**Short problem:** Take all the material and copy it exactly.

____ Supplied data

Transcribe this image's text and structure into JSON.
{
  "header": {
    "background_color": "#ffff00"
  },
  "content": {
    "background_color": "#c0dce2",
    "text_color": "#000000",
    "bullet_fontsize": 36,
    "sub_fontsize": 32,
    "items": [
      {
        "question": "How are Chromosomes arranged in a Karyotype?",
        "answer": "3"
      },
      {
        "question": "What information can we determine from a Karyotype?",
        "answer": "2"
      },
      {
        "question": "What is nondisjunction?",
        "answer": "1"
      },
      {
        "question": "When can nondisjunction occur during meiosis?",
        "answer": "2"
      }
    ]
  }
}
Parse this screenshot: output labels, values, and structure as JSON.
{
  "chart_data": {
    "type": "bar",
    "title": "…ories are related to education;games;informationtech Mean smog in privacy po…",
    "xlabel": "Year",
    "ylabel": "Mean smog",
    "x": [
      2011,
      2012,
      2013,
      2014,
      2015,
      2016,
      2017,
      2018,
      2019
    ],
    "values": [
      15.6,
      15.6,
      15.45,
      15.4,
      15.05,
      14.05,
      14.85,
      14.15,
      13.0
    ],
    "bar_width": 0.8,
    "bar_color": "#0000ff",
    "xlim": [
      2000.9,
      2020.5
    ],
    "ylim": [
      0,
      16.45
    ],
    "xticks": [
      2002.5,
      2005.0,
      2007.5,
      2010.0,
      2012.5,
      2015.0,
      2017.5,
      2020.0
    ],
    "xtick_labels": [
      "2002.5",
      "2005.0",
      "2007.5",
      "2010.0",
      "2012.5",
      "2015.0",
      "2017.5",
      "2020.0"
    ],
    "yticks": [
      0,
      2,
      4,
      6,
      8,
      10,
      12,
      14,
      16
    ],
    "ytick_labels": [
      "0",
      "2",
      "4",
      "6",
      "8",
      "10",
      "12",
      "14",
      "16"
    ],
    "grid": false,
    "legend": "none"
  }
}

________

**Task response:**
Transcribe this image's text and structure into JSON.
{
  "header": {
    "background_color": "#ffff00"
  },
  "content": {
    "background_color": "#c0dce2",
    "text_color": "#000000",
    "bullet_fontsize": 36,
    "sub_fontsize": 32,
    "items": [
      {
        "question": "How are Chromosomes arranged in a Karyotype?",
        "answer": "3"
      },
      {
        "question": "What information can we determine from a Karyotype?",
        "answer": "2"
      },
      {
        "question": "What is nondisjunction?",
        "answer": "1"
      },
      {
        "question": "When can nondisjunction occur during meiosis?",
        "answer": "2"
      }
    ]
  }
}
Parse this screenshot: output labels, values, and structure as JSON.
{
  "chart_data": {
    "type": "bar",
    "title": "…ories are related to education;games;informationtech Mean smog in privacy po…",
    "xlabel": "Year",
    "ylabel": "Mean smog",
    "x": [
      2011,
      2012,
      2013,
      2014,
      2015,
      2016,
      2017,
      2018,
      2019
    ],
    "values": [
      15.6,
      15.6,
      15.45,
      15.4,
      15.05,
      14.05,
      14.85,
      14.15,
      13.0
    ],
    "bar_width": 0.8,
    "bar_color": "#0000ff",
    "xlim": [
      2000.9,
      2020.5
    ],
    "ylim": [
      0,
      16.45
    ],
    "xticks": [
      2002.5,
      2005.0,
      2007.5,
      2010.0,
      2012.5,
      2015.0,
      2017.5,
      2020.0
    ],
    "xtick_labels": [
      "2002.5",
      "2005.0",
      "2007.5",
      "2010.0",
      "2012.5",
      "2015.0",
      "2017.5",
      "2020.0"
    ],
    "yticks": [
      0,
      2,
      4,
      6,
      8,
      10,
      12,
      14,
      16
    ],
    "ytick_labels": [
      "0",
      "2",
      "4",
      "6",
      "8",
      "10",
      "12",
      "14",
      "16"
    ],
    "grid": false,
    "legend": "none"
  }
}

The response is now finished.